Written instruction:
Which lines in the material below contain the word "Interrupts"? Copy each of them.

Excerpted records:

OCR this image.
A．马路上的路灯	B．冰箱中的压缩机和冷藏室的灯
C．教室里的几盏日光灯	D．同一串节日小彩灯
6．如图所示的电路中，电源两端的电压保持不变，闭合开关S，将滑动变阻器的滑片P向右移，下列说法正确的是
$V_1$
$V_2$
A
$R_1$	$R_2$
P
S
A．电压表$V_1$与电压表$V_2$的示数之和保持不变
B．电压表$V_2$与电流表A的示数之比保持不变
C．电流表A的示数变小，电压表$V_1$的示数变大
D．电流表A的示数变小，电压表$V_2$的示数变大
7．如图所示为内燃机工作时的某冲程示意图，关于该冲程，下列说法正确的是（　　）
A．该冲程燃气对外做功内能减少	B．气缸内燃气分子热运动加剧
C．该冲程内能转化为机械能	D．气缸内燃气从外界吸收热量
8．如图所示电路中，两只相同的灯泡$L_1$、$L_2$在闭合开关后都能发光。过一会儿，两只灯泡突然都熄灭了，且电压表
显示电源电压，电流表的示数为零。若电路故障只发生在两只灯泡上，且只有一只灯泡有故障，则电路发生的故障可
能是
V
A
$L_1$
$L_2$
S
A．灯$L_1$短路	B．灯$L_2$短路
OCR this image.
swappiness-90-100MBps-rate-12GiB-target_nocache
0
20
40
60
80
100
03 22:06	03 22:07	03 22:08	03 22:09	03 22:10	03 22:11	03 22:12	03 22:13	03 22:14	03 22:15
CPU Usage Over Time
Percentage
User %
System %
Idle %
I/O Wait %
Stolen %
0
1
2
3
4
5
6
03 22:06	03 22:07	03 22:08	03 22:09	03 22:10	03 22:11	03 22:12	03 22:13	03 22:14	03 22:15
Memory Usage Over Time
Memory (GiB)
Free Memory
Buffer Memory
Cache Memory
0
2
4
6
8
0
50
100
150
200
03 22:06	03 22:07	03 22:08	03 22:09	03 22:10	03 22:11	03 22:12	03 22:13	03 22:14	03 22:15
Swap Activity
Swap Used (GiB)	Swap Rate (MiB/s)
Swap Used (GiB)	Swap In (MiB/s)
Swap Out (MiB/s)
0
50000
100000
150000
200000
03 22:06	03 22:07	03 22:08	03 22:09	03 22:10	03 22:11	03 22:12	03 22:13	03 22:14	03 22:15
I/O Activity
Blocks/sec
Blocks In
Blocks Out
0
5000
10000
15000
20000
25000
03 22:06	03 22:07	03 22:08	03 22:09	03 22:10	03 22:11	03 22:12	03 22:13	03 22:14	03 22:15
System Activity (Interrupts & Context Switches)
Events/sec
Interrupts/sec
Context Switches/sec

Result for this task:
System Activity (Interrupts & Context Switches)
Interrupts/sec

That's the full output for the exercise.